# WORK TO COMPLETE:
Copy every item below character for character, with nothing added, removed or changed.

Spatial annotation entries:

====================

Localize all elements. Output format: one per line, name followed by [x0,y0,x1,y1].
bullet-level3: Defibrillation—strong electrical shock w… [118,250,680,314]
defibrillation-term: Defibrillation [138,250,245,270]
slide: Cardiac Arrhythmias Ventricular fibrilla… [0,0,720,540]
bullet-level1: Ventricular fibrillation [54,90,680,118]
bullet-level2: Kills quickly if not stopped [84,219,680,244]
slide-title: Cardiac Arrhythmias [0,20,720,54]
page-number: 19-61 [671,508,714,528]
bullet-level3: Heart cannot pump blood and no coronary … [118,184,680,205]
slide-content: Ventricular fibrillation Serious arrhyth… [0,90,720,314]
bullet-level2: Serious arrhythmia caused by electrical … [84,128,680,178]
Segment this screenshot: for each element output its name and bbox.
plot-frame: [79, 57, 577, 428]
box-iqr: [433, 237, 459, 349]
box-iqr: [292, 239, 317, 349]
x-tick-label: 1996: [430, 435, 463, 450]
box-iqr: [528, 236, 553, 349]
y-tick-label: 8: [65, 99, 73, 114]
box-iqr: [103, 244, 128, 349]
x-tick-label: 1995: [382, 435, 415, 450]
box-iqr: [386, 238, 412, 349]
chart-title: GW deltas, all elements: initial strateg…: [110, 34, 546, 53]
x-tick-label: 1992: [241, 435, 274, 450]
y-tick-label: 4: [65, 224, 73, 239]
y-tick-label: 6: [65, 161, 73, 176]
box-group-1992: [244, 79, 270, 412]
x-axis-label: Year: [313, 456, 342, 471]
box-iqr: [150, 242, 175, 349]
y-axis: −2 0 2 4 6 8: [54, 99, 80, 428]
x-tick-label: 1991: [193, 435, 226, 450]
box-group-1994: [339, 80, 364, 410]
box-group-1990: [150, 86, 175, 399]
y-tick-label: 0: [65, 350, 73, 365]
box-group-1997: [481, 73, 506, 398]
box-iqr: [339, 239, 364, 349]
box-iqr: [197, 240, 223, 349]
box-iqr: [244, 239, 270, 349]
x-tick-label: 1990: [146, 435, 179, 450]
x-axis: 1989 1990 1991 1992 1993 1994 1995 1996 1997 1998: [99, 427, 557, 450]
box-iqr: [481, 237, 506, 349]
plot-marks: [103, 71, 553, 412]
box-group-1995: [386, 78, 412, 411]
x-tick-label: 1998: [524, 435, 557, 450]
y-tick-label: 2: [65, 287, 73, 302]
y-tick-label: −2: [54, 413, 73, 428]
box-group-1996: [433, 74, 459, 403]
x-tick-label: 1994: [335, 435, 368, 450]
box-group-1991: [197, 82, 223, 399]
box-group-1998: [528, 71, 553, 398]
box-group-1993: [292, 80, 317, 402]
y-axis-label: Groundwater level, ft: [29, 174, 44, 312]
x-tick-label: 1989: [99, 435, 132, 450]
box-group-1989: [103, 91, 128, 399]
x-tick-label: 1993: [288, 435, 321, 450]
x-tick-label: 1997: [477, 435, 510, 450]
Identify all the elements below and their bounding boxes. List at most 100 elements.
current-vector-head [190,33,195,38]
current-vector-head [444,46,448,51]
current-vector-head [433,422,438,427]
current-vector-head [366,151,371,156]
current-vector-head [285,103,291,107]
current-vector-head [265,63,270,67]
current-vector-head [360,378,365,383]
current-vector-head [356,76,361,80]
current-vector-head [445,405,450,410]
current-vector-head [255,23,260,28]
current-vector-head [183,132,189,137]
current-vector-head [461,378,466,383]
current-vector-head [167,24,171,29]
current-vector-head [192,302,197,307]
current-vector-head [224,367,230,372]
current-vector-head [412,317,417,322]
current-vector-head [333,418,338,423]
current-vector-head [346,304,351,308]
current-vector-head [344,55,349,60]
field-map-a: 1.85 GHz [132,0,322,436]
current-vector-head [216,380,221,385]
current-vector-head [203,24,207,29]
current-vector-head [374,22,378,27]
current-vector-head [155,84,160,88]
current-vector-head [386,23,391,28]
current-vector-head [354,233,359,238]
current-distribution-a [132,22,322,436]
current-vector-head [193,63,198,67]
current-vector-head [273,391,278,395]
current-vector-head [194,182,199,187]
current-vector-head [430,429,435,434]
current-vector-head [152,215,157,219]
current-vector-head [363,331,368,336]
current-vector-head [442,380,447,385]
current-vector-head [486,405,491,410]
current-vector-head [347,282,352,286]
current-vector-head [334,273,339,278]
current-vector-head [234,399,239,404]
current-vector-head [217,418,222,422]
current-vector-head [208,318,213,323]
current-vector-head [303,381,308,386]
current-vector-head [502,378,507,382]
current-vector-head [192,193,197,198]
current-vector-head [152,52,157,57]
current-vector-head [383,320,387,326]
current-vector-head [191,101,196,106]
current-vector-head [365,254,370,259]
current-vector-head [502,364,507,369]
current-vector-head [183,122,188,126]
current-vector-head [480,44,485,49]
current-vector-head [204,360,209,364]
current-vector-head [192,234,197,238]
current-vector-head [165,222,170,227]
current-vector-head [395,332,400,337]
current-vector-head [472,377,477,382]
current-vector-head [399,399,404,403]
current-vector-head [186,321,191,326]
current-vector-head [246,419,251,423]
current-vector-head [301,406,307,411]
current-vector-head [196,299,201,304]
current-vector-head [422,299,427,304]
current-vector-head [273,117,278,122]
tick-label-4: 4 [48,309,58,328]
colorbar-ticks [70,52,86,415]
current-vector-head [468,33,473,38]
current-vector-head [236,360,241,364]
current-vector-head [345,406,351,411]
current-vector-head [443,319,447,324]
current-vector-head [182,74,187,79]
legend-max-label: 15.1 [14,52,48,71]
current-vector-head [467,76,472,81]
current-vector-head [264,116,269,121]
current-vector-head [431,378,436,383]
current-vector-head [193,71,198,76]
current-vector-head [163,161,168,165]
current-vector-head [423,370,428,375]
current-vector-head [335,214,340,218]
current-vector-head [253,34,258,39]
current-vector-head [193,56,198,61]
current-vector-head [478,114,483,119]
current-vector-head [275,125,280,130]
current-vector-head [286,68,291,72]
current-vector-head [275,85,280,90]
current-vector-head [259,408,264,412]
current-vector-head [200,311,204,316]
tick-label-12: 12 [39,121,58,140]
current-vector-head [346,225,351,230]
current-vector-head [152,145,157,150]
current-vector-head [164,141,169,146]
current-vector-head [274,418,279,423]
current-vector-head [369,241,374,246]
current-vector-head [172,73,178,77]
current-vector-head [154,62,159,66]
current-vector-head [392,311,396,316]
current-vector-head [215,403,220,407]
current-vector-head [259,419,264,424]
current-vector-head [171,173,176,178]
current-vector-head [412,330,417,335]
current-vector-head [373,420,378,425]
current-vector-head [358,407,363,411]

====================

# SOLUTION TO THIS TASK:
Localize all elements. Output format: one per line, name followed by [x0,y0,x1,y1].
bullet-level3: Defibrillation—strong electrical shock w… [118,250,680,314]
defibrillation-term: Defibrillation [138,250,245,270]
slide: Cardiac Arrhythmias Ventricular fibrilla… [0,0,720,540]
bullet-level1: Ventricular fibrillation [54,90,680,118]
bullet-level2: Kills quickly if not stopped [84,219,680,244]
slide-title: Cardiac Arrhythmias [0,20,720,54]
page-number: 19-61 [671,508,714,528]
bullet-level3: Heart cannot pump blood and no coronary … [118,184,680,205]
slide-content: Ventricular fibrillation Serious arrhyth… [0,90,720,314]
bullet-level2: Serious arrhythmia caused by electrical … [84,128,680,178]
Segment this screenshot: for each element output its name and bbox.
plot-frame: [79, 57, 577, 428]
box-iqr: [433, 237, 459, 349]
box-iqr: [292, 239, 317, 349]
x-tick-label: 1996: [430, 435, 463, 450]
box-iqr: [528, 236, 553, 349]
y-tick-label: 8: [65, 99, 73, 114]
box-iqr: [103, 244, 128, 349]
x-tick-label: 1995: [382, 435, 415, 450]
box-iqr: [386, 238, 412, 349]
chart-title: GW deltas, all elements: initial strateg…: [110, 34, 546, 53]
x-tick-label: 1992: [241, 435, 274, 450]
y-tick-label: 4: [65, 224, 73, 239]
y-tick-label: 6: [65, 161, 73, 176]
box-group-1992: [244, 79, 270, 412]
x-axis-label: Year: [313, 456, 342, 471]
box-iqr: [150, 242, 175, 349]
y-axis: −2 0 2 4 6 8: [54, 99, 80, 428]
x-tick-label: 1991: [193, 435, 226, 450]
box-group-1994: [339, 80, 364, 410]
box-group-1990: [150, 86, 175, 399]
y-tick-label: 0: [65, 350, 73, 365]
box-group-1997: [481, 73, 506, 398]
box-iqr: [339, 239, 364, 349]
box-iqr: [197, 240, 223, 349]
box-iqr: [244, 239, 270, 349]
x-tick-label: 1990: [146, 435, 179, 450]
x-axis: 1989 1990 1991 1992 1993 1994 1995 1996 1997 1998: [99, 427, 557, 450]
box-iqr: [481, 237, 506, 349]
plot-marks: [103, 71, 553, 412]
box-group-1995: [386, 78, 412, 411]
x-tick-label: 1998: [524, 435, 557, 450]
y-tick-label: 2: [65, 287, 73, 302]
y-tick-label: −2: [54, 413, 73, 428]
box-group-1996: [433, 74, 459, 403]
x-tick-label: 1994: [335, 435, 368, 450]
box-group-1991: [197, 82, 223, 399]
box-group-1998: [528, 71, 553, 398]
box-group-1993: [292, 80, 317, 402]
y-axis-label: Groundwater level, ft: [29, 174, 44, 312]
x-tick-label: 1989: [99, 435, 132, 450]
box-group-1989: [103, 91, 128, 399]
x-tick-label: 1993: [288, 435, 321, 450]
x-tick-label: 1997: [477, 435, 510, 450]
Identify all the elements below and their bounding boxes. List at most 100 elements.
current-vector-head [190,33,195,38]
current-vector-head [444,46,448,51]
current-vector-head [433,422,438,427]
current-vector-head [366,151,371,156]
current-vector-head [285,103,291,107]
current-vector-head [265,63,270,67]
current-vector-head [360,378,365,383]
current-vector-head [356,76,361,80]
current-vector-head [445,405,450,410]
current-vector-head [255,23,260,28]
current-vector-head [183,132,189,137]
current-vector-head [461,378,466,383]
current-vector-head [167,24,171,29]
current-vector-head [192,302,197,307]
current-vector-head [224,367,230,372]
current-vector-head [412,317,417,322]
current-vector-head [333,418,338,423]
current-vector-head [346,304,351,308]
current-vector-head [344,55,349,60]
field-map-a: 1.85 GHz [132,0,322,436]
current-vector-head [216,380,221,385]
current-vector-head [203,24,207,29]
current-vector-head [374,22,378,27]
current-vector-head [155,84,160,88]
current-vector-head [386,23,391,28]
current-vector-head [354,233,359,238]
current-distribution-a [132,22,322,436]
current-vector-head [193,63,198,67]
current-vector-head [273,391,278,395]
current-vector-head [194,182,199,187]
current-vector-head [430,429,435,434]
current-vector-head [152,215,157,219]
current-vector-head [363,331,368,336]
current-vector-head [442,380,447,385]
current-vector-head [486,405,491,410]
current-vector-head [347,282,352,286]
current-vector-head [334,273,339,278]
current-vector-head [234,399,239,404]
current-vector-head [217,418,222,422]
current-vector-head [208,318,213,323]
current-vector-head [303,381,308,386]
current-vector-head [502,378,507,382]
current-vector-head [192,193,197,198]
current-vector-head [152,52,157,57]
current-vector-head [383,320,387,326]
current-vector-head [191,101,196,106]
current-vector-head [365,254,370,259]
current-vector-head [502,364,507,369]
current-vector-head [183,122,188,126]
current-vector-head [480,44,485,49]
current-vector-head [204,360,209,364]
current-vector-head [192,234,197,238]
current-vector-head [165,222,170,227]
current-vector-head [395,332,400,337]
current-vector-head [472,377,477,382]
current-vector-head [399,399,404,403]
current-vector-head [186,321,191,326]
current-vector-head [246,419,251,423]
current-vector-head [301,406,307,411]
current-vector-head [196,299,201,304]
current-vector-head [422,299,427,304]
current-vector-head [273,117,278,122]
tick-label-4: 4 [48,309,58,328]
colorbar-ticks [70,52,86,415]
current-vector-head [468,33,473,38]
current-vector-head [236,360,241,364]
current-vector-head [345,406,351,411]
current-vector-head [443,319,447,324]
current-vector-head [182,74,187,79]
legend-max-label: 15.1 [14,52,48,71]
current-vector-head [467,76,472,81]
current-vector-head [264,116,269,121]
current-vector-head [431,378,436,383]
current-vector-head [193,71,198,76]
current-vector-head [163,161,168,165]
current-vector-head [423,370,428,375]
current-vector-head [335,214,340,218]
current-vector-head [253,34,258,39]
current-vector-head [193,56,198,61]
current-vector-head [478,114,483,119]
current-vector-head [275,125,280,130]
current-vector-head [286,68,291,72]
current-vector-head [275,85,280,90]
current-vector-head [259,408,264,412]
current-vector-head [200,311,204,316]
tick-label-12: 12 [39,121,58,140]
current-vector-head [346,225,351,230]
current-vector-head [152,145,157,150]
current-vector-head [164,141,169,146]
current-vector-head [274,418,279,423]
current-vector-head [369,241,374,246]
current-vector-head [172,73,178,77]
current-vector-head [154,62,159,66]
current-vector-head [392,311,396,316]
current-vector-head [215,403,220,407]
current-vector-head [259,419,264,424]
current-vector-head [171,173,176,178]
current-vector-head [412,330,417,335]
current-vector-head [373,420,378,425]
current-vector-head [358,407,363,411]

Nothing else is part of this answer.